— BEGIN Data rows —

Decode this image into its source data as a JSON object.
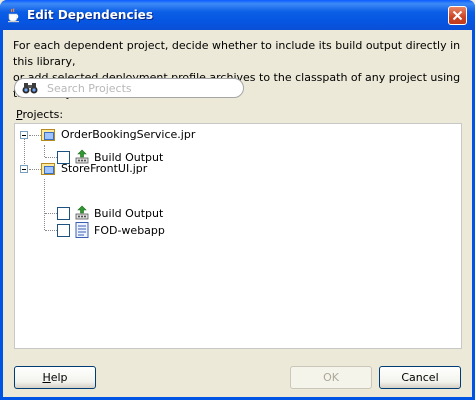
{
  "window": {
    "title": "Edit Dependencies"
  },
  "description": {
    "line1": "For each dependent project, decide whether to include its build output directly in this library,",
    "line2": "or add selected deployment profile archives to the classpath of any project using this library."
  },
  "search": {
    "placeholder": "Search Projects",
    "value": ""
  },
  "projects_label": {
    "first": "P",
    "rest": "rojects:"
  },
  "tree": {
    "projects": [
      {
        "label": "OrderBookingService.jpr",
        "icon": "project-folder-icon",
        "children": [
          {
            "label": "Build Output",
            "icon": "build-output-icon",
            "checked": false
          }
        ]
      },
      {
        "label": "StoreFrontUI.jpr",
        "icon": "project-folder-icon",
        "children": [
          {
            "label": "Build Output",
            "icon": "build-output-icon",
            "checked": false
          },
          {
            "label": "FOD-webapp",
            "icon": "deployment-profile-icon",
            "checked": false
          }
        ]
      }
    ]
  },
  "buttons": {
    "help_first": "H",
    "help_rest": "elp",
    "ok": "OK",
    "ok_enabled": false,
    "cancel": "Cancel"
  },
  "colors": {
    "titlebar": "#0054e3",
    "dialog_bg": "#ece9d8",
    "close_button": "#cc4426"
  }
}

— END Data rows —

Work to be completed:
Each line of the material must be retyped exactly, except that images are omitted.

Output of the exercise:
Decode this image into its source data as a JSON object.
{
  "window": {
    "title": "Edit Dependencies"
  },
  "description": {
    "line1": "For each dependent project, decide whether to include its build output directly in this library,",
    "line2": "or add selected deployment profile archives to the classpath of any project using this library."
  },
  "search": {
    "placeholder": "Search Projects",
    "value": ""
  },
  "projects_label": {
    "first": "P",
    "rest": "rojects:"
  },
  "tree": {
    "projects": [
      {
        "label": "OrderBookingService.jpr",
        "icon": "project-folder-icon",
        "children": [
          {
            "label": "Build Output",
            "icon": "build-output-icon",
            "checked": false
          }
        ]
      },
      {
        "label": "StoreFrontUI.jpr",
        "icon": "project-folder-icon",
        "children": [
          {
            "label": "Build Output",
            "icon": "build-output-icon",
            "checked": false
          },
          {
            "label": "FOD-webapp",
            "icon": "deployment-profile-icon",
            "checked": false
          }
        ]
      }
    ]
  },
  "buttons": {
    "help_first": "H",
    "help_rest": "elp",
    "ok": "OK",
    "ok_enabled": false,
    "cancel": "Cancel"
  },
  "colors": {
    "titlebar": "#0054e3",
    "dialog_bg": "#ece9d8",
    "close_button": "#cc4426"
  }
}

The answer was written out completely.